Where a line contains the word "structure", copy that line in full.

— START Task inputs —

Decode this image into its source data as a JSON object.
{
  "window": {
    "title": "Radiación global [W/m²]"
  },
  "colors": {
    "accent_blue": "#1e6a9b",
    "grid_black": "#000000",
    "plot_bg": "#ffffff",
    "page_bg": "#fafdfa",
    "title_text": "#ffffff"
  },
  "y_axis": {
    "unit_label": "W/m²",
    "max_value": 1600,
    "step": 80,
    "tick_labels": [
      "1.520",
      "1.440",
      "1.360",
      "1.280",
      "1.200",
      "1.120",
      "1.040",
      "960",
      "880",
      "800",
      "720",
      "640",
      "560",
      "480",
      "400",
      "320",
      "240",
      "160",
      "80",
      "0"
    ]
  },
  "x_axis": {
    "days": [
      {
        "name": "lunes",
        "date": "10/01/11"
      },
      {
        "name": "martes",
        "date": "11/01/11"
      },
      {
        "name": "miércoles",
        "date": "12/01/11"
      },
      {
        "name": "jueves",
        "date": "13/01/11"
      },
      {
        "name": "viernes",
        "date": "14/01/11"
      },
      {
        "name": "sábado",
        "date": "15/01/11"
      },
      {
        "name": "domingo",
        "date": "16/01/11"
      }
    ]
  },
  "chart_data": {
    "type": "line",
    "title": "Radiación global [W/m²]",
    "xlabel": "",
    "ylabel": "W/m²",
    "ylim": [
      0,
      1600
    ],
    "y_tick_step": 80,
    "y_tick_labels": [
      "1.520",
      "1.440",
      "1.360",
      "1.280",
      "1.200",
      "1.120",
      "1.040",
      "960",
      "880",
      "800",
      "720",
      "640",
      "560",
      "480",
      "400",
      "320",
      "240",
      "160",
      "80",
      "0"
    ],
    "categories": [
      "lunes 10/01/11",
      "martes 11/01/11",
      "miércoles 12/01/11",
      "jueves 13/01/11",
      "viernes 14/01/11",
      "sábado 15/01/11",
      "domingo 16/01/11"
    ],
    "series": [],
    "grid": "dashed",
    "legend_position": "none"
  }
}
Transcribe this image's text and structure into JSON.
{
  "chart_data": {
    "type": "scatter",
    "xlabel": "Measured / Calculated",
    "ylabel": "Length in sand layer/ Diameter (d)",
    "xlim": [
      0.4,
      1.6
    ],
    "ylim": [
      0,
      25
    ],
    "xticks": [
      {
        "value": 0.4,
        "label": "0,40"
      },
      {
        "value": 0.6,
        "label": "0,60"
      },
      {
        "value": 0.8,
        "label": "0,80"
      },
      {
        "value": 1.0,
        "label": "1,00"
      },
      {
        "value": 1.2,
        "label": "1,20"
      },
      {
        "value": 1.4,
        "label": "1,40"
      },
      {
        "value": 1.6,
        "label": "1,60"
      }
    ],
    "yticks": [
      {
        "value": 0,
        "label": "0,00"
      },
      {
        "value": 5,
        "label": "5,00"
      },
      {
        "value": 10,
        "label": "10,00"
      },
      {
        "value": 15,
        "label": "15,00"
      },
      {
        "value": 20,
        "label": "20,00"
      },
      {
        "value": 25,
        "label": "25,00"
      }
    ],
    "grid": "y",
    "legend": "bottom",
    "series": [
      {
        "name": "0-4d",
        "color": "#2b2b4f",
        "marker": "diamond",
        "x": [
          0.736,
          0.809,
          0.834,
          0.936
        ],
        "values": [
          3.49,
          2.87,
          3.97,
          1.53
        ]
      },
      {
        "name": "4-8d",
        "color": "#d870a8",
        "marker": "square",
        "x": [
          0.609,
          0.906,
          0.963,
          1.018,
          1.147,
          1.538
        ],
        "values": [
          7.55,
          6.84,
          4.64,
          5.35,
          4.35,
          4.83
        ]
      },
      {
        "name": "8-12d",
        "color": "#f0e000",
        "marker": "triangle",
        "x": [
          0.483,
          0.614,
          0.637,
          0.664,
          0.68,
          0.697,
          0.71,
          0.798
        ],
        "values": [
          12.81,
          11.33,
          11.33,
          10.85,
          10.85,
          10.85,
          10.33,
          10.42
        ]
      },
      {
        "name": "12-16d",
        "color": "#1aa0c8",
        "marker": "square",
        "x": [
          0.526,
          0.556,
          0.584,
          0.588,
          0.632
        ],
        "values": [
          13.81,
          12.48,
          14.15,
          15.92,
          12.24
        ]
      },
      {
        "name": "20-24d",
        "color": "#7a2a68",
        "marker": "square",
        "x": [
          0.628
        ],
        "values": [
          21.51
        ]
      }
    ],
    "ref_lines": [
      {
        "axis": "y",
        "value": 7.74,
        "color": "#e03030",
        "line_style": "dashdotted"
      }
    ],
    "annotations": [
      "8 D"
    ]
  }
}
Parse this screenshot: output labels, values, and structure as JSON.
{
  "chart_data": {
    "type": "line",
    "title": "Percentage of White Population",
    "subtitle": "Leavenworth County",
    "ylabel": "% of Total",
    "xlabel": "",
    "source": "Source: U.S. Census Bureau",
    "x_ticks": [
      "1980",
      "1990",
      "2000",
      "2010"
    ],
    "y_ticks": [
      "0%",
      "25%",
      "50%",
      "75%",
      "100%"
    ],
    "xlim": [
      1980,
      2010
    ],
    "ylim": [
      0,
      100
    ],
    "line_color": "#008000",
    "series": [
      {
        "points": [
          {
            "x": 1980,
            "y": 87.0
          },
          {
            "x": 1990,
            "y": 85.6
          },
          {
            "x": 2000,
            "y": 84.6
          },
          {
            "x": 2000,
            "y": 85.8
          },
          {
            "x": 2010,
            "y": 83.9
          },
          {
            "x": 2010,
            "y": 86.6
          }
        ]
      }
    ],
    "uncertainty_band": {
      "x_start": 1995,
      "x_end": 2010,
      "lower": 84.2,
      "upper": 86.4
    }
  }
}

— END Task inputs —

● Answer to the task
Transcribe this image's text and structure into JSON.
Parse this screenshot: output labels, values, and structure as JSON.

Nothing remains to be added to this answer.